(Stored entries)
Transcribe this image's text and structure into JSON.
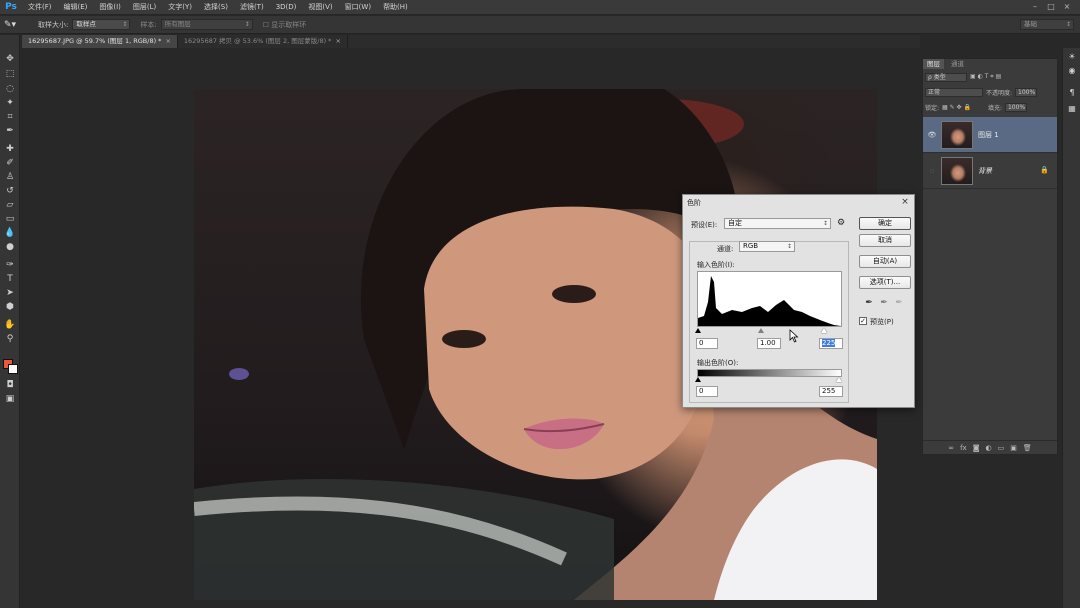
{
  "app": {
    "logo": "Ps",
    "menu": [
      "文件(F)",
      "编辑(E)",
      "图像(I)",
      "图层(L)",
      "文字(Y)",
      "选择(S)",
      "滤镜(T)",
      "3D(D)",
      "视图(V)",
      "窗口(W)",
      "帮助(H)"
    ],
    "workspace": "基础"
  },
  "options_bar": {
    "sample_size_label": "取样大小:",
    "sample_size_value": "取样点",
    "sample_label": "样本:",
    "sample_value": "所有图层",
    "show_ring_label": "显示取样环"
  },
  "tabs": [
    {
      "label": "16295687.JPG @ 59.7% (图层 1, RGB/8) *",
      "active": true
    },
    {
      "label": "16295687 拷贝 @ 53.6% (图层 2, 图层蒙版/8) *",
      "active": false
    }
  ],
  "layers_panel": {
    "tabs": [
      "图层",
      "通道"
    ],
    "filter_kind": "ρ 类型",
    "blend_mode": "正常",
    "opacity_label": "不透明度:",
    "opacity_value": "100%",
    "lock_label": "锁定:",
    "fill_label": "填充:",
    "fill_value": "100%",
    "layers": [
      {
        "name": "图层 1",
        "visible": true,
        "selected": true
      },
      {
        "name": "背景",
        "visible": false,
        "selected": false,
        "locked": true
      }
    ]
  },
  "levels_dialog": {
    "title": "色阶",
    "preset_label": "预设(E):",
    "preset_value": "自定",
    "channel_label": "通道:",
    "channel_value": "RGB",
    "input_levels_label": "输入色阶(I):",
    "input_black": "0",
    "input_gamma": "1.00",
    "input_white": "225",
    "output_levels_label": "输出色阶(O):",
    "output_black": "0",
    "output_white": "255",
    "buttons": {
      "ok": "确定",
      "cancel": "取消",
      "auto": "自动(A)",
      "options": "选项(T)..."
    },
    "preview_label": "预览(P)",
    "preview_checked": true
  },
  "colors": {
    "foreground": "#e8583a",
    "background": "#ffffff",
    "selection": "#5a6a84"
  }
}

**Task description:** Could you reproduce every record above exactly, leaving out the pictures?

**Written solution:**
Transcribe this image's text and structure into JSON.
{
  "app": {
    "logo": "Ps",
    "menu": [
      "文件(F)",
      "编辑(E)",
      "图像(I)",
      "图层(L)",
      "文字(Y)",
      "选择(S)",
      "滤镜(T)",
      "3D(D)",
      "视图(V)",
      "窗口(W)",
      "帮助(H)"
    ],
    "workspace": "基础"
  },
  "options_bar": {
    "sample_size_label": "取样大小:",
    "sample_size_value": "取样点",
    "sample_label": "样本:",
    "sample_value": "所有图层",
    "show_ring_label": "显示取样环"
  },
  "tabs": [
    {
      "label": "16295687.JPG @ 59.7% (图层 1, RGB/8) *",
      "active": true
    },
    {
      "label": "16295687 拷贝 @ 53.6% (图层 2, 图层蒙版/8) *",
      "active": false
    }
  ],
  "layers_panel": {
    "tabs": [
      "图层",
      "通道"
    ],
    "filter_kind": "ρ 类型",
    "blend_mode": "正常",
    "opacity_label": "不透明度:",
    "opacity_value": "100%",
    "lock_label": "锁定:",
    "fill_label": "填充:",
    "fill_value": "100%",
    "layers": [
      {
        "name": "图层 1",
        "visible": true,
        "selected": true
      },
      {
        "name": "背景",
        "visible": false,
        "selected": false,
        "locked": true
      }
    ]
  },
  "levels_dialog": {
    "title": "色阶",
    "preset_label": "预设(E):",
    "preset_value": "自定",
    "channel_label": "通道:",
    "channel_value": "RGB",
    "input_levels_label": "输入色阶(I):",
    "input_black": "0",
    "input_gamma": "1.00",
    "input_white": "225",
    "output_levels_label": "输出色阶(O):",
    "output_black": "0",
    "output_white": "255",
    "buttons": {
      "ok": "确定",
      "cancel": "取消",
      "auto": "自动(A)",
      "options": "选项(T)..."
    },
    "preview_label": "预览(P)",
    "preview_checked": true
  },
  "colors": {
    "foreground": "#e8583a",
    "background": "#ffffff",
    "selection": "#5a6a84"
  }
}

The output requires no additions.